What needs to be done: Reproduce all the material exactly, minus any pictures it holds.

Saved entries
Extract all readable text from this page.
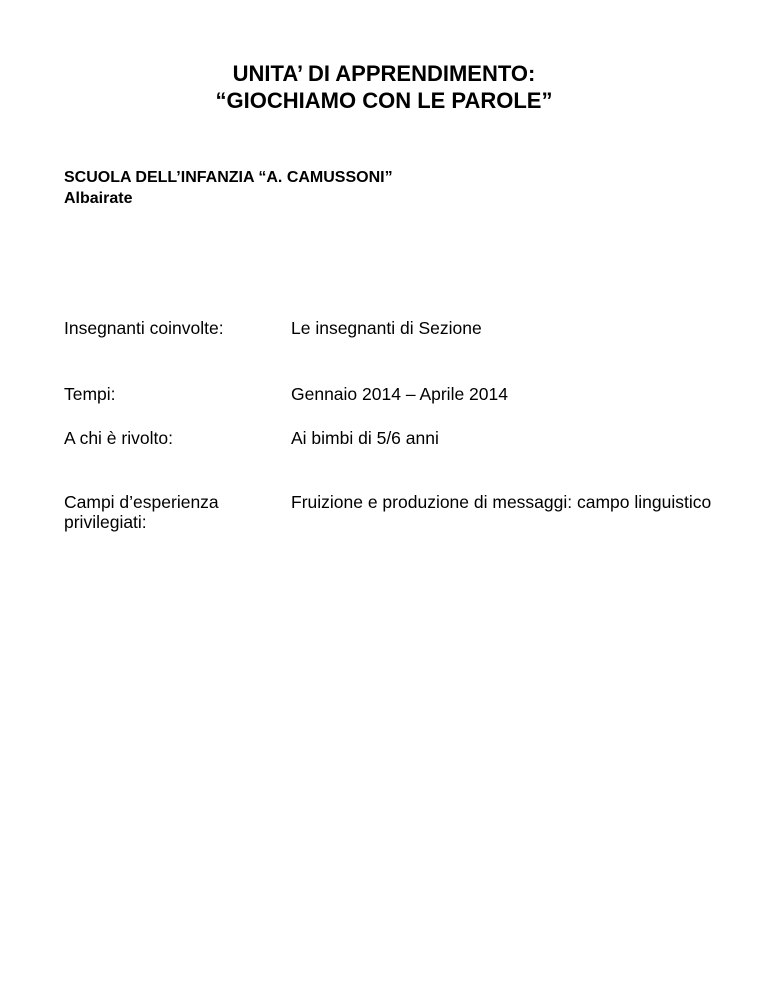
UNITA’ DI APPRENDIMENTO:
“GIOCHIAMO CON LE PAROLE”
SCUOLA DELL’INFANZIA “A. CAMUSSONI”
Albairate
Insegnanti coinvolte:	Le insegnanti di Sezione
Tempi:	Gennaio 2014 – Aprile 2014
A chi è rivolto:	Ai bimbi di 5/6 anni
Campi d’esperienza privilegiati:
Fruizione e produzione di messaggi: campo linguistico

Response below:
Extract all readable text from this page.
UNITA’ DI APPRENDIMENTO:
“GIOCHIAMO CON LE PAROLE”
SCUOLA DELL’INFANZIA “A. CAMUSSONI”
Albairate
Insegnanti coinvolte:	Le insegnanti di Sezione
Tempi:	Gennaio 2014 – Aprile 2014
A chi è rivolto:	Ai bimbi di 5/6 anni
Campi d’esperienza privilegiati:
Fruizione e produzione di messaggi: campo linguistico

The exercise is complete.